Items from a dataset:
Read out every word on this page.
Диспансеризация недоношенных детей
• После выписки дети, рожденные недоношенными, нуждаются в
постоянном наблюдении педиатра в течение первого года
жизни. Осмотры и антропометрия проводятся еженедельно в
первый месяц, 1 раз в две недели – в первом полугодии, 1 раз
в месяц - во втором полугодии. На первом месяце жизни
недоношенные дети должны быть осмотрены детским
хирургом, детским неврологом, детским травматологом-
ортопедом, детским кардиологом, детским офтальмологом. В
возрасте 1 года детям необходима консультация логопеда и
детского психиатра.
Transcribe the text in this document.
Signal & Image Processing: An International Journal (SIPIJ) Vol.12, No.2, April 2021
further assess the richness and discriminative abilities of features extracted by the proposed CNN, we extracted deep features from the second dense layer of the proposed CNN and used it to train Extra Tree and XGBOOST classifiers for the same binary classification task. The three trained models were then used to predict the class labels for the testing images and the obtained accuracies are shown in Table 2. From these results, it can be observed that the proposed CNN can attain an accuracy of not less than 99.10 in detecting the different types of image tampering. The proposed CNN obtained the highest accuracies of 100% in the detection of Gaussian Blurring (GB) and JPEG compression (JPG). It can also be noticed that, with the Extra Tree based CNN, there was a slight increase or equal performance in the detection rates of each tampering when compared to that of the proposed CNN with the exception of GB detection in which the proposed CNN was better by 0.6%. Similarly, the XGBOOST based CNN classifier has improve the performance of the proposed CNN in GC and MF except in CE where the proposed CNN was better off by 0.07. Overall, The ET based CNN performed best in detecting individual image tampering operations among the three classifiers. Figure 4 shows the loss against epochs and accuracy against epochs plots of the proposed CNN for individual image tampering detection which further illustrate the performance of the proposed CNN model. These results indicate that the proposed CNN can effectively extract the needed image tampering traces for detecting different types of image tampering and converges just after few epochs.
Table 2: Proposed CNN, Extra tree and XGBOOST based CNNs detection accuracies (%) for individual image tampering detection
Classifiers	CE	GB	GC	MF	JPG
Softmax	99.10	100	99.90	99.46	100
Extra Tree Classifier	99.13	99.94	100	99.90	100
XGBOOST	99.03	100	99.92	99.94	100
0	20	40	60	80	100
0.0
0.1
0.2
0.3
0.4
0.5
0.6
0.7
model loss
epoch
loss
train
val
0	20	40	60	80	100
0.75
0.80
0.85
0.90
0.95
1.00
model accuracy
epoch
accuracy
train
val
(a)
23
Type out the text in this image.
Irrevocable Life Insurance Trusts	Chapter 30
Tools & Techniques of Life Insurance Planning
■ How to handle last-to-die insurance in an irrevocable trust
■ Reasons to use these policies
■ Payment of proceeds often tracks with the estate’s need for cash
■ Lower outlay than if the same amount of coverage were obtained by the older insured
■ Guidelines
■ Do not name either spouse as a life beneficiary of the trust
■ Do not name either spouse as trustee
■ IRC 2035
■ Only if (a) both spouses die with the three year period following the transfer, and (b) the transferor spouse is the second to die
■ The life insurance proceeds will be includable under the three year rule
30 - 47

Your objective –
Go through the listing above line by line and say how many lines hold the word "these". Reply with that number only.

Complete answer –
2